__MATERIAL SHOWN__.
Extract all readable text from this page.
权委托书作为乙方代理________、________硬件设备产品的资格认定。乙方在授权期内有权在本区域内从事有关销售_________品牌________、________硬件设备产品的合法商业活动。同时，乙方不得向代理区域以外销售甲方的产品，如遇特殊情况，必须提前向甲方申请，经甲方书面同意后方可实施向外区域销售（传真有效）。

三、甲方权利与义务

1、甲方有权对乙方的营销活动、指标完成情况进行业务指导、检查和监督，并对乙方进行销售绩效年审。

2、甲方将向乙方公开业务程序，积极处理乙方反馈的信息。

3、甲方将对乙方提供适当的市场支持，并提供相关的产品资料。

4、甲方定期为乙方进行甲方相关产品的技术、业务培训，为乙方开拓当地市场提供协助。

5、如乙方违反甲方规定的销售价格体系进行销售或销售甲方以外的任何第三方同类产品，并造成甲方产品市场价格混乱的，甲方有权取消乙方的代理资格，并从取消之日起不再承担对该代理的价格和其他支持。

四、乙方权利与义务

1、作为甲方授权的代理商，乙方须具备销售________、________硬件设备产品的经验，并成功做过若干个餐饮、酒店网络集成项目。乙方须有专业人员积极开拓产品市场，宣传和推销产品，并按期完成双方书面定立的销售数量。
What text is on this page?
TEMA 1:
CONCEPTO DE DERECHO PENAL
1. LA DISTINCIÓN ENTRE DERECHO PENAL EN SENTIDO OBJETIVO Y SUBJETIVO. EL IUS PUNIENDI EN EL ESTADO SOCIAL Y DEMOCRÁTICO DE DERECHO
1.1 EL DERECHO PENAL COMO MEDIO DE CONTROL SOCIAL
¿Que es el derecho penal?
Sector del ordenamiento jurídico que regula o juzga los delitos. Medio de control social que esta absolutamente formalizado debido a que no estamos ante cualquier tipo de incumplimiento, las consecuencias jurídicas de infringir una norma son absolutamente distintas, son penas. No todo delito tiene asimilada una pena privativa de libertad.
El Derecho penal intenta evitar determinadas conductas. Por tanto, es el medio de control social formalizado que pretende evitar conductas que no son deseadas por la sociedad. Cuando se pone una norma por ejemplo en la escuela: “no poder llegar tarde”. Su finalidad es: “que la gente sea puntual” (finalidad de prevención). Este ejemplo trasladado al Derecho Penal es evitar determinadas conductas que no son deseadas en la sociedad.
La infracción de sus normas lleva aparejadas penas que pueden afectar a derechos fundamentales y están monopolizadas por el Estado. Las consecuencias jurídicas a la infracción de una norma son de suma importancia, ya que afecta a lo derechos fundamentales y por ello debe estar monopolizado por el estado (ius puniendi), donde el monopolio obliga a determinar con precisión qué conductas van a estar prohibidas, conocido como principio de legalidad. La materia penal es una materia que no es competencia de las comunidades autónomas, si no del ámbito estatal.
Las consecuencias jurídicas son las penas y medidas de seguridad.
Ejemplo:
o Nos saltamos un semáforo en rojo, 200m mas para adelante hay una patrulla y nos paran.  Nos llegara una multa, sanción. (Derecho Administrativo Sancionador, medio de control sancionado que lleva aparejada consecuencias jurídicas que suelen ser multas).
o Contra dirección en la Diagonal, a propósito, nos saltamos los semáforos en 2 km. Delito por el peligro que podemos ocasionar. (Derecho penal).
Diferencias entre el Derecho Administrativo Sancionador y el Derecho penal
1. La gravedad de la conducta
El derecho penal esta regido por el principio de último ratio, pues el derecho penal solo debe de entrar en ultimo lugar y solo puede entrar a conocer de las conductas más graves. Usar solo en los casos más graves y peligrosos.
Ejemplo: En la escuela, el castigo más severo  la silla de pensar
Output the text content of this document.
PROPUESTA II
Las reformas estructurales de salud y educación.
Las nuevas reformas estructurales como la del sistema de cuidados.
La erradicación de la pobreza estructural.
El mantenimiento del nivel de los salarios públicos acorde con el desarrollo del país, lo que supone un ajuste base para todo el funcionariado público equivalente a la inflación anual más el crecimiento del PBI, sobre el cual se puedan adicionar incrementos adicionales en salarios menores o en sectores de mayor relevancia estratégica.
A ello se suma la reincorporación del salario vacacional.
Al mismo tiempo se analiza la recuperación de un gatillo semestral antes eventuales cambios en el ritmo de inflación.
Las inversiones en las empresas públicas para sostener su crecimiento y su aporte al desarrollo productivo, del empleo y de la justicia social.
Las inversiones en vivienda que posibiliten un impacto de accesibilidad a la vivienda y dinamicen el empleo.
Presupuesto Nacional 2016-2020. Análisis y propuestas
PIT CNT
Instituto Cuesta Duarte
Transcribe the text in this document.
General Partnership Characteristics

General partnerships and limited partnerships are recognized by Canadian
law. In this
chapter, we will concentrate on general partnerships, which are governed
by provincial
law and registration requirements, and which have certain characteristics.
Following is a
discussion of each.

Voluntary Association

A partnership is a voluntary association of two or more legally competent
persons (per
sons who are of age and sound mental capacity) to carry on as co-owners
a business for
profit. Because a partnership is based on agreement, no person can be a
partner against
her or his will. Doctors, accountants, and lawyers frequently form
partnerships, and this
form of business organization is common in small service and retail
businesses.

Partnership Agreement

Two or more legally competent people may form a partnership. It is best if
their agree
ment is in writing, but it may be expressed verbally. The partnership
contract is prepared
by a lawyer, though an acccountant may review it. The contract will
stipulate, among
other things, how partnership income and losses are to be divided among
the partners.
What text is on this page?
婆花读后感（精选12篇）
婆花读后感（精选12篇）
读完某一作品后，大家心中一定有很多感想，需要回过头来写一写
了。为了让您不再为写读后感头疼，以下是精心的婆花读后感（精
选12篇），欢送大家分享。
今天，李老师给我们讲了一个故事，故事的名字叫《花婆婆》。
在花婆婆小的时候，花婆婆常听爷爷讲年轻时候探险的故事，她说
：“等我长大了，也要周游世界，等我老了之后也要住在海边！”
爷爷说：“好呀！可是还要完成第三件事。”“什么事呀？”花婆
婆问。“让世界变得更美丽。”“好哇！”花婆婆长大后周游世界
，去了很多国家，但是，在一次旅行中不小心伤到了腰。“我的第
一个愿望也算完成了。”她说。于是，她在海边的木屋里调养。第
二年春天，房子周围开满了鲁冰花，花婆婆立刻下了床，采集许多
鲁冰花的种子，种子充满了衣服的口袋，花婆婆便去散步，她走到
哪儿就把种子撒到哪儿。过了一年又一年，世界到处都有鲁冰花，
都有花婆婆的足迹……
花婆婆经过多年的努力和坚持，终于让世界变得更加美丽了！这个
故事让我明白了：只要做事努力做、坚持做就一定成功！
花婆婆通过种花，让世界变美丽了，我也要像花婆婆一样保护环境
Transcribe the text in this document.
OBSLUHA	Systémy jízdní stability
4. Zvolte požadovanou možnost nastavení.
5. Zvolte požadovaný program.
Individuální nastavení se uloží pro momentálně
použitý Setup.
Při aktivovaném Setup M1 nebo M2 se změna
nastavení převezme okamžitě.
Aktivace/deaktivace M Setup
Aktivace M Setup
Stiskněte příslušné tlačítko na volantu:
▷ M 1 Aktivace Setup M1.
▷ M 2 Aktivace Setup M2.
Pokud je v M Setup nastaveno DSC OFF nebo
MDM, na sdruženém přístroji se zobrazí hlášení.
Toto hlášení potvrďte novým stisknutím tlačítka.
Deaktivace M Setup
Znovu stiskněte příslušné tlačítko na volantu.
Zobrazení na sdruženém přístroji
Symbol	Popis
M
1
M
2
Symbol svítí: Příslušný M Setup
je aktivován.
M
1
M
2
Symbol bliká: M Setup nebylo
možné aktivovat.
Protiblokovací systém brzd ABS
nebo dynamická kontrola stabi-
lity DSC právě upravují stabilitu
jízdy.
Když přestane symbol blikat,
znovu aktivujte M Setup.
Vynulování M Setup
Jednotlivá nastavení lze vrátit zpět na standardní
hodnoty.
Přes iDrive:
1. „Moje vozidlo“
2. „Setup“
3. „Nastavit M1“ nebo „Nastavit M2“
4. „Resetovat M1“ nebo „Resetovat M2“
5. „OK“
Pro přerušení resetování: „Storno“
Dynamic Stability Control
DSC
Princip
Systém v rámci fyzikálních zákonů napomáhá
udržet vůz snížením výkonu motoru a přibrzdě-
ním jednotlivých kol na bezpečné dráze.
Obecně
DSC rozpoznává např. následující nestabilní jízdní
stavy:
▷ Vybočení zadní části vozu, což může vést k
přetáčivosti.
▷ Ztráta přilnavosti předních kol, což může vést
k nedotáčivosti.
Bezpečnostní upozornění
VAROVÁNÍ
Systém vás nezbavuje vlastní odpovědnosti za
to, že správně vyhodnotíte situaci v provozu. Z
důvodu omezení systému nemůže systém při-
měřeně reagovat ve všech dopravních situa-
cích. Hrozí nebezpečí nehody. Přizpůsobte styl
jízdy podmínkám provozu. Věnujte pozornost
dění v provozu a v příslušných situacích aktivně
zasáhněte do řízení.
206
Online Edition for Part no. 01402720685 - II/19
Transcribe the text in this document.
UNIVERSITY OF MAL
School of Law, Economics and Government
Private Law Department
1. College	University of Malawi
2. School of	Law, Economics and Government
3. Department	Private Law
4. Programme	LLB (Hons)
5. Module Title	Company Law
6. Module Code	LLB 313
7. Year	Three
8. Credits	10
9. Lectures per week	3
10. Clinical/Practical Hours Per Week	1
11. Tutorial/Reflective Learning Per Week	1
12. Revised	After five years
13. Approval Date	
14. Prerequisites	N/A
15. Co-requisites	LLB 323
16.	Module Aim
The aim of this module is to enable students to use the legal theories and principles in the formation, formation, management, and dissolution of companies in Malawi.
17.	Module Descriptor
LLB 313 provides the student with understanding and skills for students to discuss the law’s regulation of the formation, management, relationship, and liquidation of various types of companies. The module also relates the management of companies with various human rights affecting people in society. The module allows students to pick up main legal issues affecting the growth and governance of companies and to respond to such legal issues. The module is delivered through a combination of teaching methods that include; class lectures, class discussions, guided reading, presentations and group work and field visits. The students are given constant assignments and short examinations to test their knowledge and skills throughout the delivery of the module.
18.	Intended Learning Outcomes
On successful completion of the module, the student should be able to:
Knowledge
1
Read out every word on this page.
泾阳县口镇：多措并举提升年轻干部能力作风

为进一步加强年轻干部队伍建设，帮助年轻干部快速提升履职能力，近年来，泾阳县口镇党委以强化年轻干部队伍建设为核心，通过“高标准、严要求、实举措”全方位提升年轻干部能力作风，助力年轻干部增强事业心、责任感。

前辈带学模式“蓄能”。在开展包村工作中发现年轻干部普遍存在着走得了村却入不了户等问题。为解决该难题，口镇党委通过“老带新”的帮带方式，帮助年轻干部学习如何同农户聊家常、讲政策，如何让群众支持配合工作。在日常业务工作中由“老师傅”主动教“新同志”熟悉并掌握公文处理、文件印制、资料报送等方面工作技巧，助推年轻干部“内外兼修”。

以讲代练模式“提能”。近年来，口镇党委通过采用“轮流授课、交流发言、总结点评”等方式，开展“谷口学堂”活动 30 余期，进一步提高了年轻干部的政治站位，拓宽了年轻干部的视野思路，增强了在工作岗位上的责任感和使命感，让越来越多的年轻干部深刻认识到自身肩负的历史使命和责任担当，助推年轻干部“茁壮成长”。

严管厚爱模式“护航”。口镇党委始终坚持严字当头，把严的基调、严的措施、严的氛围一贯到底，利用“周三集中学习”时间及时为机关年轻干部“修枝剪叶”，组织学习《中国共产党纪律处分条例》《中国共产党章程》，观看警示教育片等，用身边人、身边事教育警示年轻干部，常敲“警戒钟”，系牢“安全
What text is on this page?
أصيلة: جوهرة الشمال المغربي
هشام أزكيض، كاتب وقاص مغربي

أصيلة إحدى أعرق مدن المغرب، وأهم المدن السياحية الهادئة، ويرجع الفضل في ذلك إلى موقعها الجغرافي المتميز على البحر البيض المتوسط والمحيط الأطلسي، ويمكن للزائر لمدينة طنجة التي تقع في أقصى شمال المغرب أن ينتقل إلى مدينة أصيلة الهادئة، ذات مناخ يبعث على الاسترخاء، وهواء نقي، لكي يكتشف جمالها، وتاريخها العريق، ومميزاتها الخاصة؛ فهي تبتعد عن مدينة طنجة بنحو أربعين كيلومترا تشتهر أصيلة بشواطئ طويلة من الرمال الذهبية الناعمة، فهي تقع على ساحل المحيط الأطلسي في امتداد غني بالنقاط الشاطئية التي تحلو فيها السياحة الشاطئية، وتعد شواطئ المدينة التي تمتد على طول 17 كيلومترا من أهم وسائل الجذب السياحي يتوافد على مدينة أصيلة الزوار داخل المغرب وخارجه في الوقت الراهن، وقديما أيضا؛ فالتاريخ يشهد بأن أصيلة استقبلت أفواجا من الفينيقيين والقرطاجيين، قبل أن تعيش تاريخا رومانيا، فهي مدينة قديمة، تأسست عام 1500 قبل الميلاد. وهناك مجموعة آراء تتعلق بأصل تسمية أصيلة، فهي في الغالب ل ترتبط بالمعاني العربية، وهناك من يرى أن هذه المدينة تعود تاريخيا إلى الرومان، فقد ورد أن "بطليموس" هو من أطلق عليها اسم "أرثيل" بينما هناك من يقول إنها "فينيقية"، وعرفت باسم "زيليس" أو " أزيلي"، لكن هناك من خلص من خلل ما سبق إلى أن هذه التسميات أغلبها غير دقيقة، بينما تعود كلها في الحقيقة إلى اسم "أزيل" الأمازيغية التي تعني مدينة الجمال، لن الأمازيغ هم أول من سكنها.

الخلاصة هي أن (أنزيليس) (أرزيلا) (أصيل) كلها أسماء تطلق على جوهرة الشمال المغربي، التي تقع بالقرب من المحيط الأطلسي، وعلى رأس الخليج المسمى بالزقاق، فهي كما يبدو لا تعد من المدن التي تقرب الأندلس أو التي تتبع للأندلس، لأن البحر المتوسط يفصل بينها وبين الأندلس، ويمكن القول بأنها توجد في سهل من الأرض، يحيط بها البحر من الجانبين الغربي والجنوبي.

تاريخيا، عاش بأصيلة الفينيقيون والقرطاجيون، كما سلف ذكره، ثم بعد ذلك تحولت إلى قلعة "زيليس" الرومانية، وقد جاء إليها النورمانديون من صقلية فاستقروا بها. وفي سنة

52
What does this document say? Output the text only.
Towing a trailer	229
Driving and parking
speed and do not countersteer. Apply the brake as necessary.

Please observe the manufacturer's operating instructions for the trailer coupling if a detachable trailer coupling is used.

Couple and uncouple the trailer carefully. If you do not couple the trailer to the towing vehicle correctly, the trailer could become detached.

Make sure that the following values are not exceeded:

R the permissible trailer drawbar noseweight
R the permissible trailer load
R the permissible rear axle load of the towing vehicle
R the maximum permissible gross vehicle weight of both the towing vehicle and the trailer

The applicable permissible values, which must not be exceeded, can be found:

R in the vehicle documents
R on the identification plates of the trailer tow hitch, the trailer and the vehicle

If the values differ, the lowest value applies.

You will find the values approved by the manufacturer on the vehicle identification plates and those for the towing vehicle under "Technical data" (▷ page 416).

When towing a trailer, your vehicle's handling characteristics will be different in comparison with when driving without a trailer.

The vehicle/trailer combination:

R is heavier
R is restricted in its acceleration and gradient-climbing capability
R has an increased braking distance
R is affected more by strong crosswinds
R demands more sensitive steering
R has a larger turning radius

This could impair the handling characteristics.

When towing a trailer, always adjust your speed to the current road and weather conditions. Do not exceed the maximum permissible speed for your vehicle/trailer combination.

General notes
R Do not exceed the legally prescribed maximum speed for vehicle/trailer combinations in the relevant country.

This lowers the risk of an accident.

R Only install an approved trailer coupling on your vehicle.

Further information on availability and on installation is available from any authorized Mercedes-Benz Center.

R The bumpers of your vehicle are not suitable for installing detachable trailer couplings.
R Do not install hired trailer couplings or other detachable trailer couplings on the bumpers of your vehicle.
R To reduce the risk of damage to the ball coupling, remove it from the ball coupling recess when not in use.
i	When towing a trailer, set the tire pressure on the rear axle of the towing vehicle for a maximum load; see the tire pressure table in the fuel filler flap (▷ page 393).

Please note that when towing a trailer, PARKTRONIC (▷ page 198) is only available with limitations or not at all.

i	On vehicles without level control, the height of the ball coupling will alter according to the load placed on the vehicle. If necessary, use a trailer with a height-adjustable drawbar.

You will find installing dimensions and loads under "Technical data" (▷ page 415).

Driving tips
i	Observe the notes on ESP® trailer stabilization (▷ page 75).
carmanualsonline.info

__GIVEN INSTRUCTION__. Select all lines in the listing above where the word "desarrollo" appears, and show them.

__EXERCISE SOLUTION__.
El mantenimiento del nivel de los salarios públicos acorde con el desarrollo del país, lo que supone un ajuste base para todo el funcionariado público equivalente a la inflación anual más el crecimiento del PBI, sobre el cual se puedan adicionar incrementos adicionales en salarios menores o en sectores de mayor relevancia estratégica.
Las inversiones en las empresas públicas para sostener su crecimiento y su aporte al desarrollo productivo, del empleo y de la justicia social.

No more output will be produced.